| What the task requires |
Search the listing for the string "trhu" and copy every line that contains it.

| Given records |
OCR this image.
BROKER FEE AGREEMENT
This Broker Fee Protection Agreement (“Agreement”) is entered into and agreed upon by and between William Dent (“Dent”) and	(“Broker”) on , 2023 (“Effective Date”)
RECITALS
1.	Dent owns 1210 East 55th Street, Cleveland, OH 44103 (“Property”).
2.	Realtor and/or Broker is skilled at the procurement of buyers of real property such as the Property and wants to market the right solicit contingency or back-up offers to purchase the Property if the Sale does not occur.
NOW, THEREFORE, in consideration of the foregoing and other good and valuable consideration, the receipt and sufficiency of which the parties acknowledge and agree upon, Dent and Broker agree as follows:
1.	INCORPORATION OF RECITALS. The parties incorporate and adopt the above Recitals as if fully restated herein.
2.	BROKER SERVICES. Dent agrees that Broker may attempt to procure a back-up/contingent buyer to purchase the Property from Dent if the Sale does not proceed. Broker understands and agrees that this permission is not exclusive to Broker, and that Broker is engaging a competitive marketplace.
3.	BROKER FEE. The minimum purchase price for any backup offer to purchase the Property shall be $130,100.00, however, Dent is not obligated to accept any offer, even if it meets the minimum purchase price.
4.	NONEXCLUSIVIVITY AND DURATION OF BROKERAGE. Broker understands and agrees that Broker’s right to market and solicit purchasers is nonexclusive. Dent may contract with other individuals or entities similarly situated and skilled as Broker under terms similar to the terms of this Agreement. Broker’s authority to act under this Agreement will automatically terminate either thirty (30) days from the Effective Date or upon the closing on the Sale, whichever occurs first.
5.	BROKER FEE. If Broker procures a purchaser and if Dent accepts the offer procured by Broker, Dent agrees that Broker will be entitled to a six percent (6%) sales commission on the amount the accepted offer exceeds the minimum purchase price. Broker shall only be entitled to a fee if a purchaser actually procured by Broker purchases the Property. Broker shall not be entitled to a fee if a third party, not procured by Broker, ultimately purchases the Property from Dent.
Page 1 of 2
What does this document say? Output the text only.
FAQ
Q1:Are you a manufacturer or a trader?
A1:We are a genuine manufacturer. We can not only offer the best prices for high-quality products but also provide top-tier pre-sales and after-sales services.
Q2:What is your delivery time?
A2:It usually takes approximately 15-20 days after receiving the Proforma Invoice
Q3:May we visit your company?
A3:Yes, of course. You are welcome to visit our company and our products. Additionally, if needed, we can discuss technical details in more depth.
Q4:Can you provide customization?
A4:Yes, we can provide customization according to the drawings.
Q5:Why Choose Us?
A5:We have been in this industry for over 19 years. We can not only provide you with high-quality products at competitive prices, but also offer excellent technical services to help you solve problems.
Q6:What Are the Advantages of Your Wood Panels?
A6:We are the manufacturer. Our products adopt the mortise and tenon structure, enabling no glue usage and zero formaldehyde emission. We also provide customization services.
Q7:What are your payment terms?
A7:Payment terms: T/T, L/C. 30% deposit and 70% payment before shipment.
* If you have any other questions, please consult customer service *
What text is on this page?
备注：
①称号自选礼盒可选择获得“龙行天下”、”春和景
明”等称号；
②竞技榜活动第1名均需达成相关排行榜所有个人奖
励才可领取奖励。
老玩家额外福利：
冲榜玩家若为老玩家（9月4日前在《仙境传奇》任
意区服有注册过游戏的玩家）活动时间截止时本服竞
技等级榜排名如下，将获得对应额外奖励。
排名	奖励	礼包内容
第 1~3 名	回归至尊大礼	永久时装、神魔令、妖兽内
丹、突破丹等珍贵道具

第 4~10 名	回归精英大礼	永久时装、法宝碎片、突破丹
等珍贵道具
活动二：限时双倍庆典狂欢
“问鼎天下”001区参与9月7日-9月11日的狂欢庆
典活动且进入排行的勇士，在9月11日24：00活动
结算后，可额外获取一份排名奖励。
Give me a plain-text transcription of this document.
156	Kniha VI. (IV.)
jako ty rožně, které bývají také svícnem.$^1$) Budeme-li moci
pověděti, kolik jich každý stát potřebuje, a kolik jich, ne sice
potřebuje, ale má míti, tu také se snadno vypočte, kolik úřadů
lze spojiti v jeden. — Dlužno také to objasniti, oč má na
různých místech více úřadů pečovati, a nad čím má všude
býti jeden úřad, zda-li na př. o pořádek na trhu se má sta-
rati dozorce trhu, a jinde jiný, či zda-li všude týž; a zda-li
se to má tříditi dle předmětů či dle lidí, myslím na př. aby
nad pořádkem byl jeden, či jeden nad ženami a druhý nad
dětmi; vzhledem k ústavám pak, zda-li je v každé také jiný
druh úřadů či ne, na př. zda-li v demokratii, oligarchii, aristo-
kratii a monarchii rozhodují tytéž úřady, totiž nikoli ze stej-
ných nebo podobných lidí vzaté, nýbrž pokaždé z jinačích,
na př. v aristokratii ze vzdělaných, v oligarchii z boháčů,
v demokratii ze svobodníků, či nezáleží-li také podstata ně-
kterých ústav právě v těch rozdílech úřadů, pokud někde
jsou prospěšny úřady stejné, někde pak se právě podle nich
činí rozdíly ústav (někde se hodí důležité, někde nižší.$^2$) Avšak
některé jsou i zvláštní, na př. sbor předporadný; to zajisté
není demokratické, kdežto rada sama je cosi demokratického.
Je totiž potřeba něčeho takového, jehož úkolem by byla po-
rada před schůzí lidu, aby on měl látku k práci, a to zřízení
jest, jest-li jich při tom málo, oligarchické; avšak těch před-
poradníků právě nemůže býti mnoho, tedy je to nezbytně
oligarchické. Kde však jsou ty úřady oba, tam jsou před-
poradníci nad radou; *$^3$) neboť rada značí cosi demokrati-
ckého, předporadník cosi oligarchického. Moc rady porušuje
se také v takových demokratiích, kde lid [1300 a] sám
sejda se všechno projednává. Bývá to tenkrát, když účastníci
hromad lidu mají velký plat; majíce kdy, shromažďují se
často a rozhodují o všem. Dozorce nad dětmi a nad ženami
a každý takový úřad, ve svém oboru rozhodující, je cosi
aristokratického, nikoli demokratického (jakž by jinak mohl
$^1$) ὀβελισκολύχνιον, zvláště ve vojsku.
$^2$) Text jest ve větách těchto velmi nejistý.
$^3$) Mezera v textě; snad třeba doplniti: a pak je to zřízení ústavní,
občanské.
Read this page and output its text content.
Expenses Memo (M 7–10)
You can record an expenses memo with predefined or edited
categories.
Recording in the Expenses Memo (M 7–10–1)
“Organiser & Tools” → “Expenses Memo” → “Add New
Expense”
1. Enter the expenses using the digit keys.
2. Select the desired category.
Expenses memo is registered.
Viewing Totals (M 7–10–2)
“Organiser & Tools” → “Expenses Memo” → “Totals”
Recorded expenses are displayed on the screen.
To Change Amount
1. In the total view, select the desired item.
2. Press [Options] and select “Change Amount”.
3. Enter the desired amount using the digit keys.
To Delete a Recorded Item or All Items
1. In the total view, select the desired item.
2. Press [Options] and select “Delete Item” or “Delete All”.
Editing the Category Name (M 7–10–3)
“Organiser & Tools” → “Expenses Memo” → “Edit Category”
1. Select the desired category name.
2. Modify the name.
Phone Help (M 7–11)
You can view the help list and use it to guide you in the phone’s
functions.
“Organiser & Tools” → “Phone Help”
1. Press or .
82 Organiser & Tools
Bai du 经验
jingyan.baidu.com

| Solution to this task |
býti jeden úřad, zda-li na př. o pořádek na trhu se má sta-
rati dozorce trhu, a jinde jiný, či zda-li všude týž; a zda-li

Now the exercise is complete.